Your objective
Single out the lines of the material that contain "java" and copy them.

Entries from a dataset
========================================

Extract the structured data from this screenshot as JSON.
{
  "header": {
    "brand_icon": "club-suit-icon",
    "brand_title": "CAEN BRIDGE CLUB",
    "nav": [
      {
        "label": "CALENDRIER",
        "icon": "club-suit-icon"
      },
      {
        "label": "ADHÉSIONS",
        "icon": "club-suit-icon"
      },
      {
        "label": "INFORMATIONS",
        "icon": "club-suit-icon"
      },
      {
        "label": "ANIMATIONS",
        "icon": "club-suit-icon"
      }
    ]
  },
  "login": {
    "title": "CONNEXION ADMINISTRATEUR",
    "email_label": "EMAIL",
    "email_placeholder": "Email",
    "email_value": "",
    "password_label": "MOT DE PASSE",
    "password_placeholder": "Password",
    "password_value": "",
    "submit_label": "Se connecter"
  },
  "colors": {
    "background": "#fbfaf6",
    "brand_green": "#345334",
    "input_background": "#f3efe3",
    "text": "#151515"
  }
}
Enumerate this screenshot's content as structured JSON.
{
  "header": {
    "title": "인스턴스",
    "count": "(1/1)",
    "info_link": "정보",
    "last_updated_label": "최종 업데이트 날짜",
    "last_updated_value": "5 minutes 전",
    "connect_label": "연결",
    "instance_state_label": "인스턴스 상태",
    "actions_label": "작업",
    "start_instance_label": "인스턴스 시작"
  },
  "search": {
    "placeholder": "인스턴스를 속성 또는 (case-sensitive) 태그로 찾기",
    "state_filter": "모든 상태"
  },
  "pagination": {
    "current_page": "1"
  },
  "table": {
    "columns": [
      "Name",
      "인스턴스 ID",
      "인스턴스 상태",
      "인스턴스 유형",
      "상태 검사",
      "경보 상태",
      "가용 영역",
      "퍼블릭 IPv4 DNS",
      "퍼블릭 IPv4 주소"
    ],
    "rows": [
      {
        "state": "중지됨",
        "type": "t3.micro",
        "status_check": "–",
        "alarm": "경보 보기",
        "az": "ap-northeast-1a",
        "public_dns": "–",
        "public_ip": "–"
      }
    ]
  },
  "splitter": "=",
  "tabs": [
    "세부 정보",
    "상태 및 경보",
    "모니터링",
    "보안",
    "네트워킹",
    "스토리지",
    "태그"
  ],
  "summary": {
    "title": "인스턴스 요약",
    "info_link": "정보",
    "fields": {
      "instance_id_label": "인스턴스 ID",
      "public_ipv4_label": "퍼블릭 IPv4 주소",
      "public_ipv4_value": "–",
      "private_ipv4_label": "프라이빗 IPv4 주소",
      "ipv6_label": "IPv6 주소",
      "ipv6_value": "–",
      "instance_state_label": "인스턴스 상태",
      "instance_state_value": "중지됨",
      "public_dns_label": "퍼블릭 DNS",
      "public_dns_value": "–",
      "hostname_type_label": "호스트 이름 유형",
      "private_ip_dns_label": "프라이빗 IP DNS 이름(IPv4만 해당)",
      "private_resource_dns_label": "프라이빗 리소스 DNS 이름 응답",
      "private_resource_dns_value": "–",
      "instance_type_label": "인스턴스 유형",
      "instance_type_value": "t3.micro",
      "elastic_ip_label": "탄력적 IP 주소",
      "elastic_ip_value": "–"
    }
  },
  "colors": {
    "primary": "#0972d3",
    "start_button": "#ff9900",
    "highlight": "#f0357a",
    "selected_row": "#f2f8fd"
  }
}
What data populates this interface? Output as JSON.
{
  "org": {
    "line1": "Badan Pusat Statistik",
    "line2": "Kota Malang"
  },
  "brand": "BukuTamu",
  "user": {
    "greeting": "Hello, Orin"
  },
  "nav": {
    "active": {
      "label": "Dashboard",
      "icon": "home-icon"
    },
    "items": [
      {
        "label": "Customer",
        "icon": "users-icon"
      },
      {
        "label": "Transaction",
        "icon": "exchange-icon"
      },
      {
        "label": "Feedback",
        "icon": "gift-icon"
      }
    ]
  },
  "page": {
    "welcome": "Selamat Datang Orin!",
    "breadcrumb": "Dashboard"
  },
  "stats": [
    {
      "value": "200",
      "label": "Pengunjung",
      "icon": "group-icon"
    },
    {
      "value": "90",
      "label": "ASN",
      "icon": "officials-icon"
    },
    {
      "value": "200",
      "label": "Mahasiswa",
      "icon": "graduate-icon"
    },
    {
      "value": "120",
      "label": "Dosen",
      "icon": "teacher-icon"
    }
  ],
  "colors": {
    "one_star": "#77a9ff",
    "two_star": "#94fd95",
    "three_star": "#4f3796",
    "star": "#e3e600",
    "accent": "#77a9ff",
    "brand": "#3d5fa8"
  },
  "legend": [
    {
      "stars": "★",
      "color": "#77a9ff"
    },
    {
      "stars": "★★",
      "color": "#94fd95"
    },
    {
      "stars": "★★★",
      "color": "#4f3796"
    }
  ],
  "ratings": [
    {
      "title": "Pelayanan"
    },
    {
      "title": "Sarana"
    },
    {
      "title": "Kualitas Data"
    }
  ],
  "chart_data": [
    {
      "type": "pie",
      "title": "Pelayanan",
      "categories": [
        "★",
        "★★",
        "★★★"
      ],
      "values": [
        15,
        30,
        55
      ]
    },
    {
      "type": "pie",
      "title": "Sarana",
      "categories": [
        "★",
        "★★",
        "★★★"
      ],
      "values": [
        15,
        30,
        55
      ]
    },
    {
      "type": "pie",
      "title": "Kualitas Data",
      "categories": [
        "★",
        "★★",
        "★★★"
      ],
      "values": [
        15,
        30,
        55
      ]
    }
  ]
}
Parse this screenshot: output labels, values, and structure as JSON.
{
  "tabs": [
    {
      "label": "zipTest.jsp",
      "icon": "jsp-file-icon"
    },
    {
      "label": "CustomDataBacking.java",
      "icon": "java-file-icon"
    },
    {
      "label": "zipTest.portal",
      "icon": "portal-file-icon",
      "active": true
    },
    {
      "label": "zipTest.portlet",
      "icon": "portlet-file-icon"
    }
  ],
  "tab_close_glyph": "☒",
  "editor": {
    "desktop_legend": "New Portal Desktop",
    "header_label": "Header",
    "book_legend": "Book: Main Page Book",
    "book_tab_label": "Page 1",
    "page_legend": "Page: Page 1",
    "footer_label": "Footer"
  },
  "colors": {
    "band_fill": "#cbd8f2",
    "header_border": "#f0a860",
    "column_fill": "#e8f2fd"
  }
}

========================================

Solved exercise
      "label": "CustomDataBacking.java",
      "icon": "java-file-icon"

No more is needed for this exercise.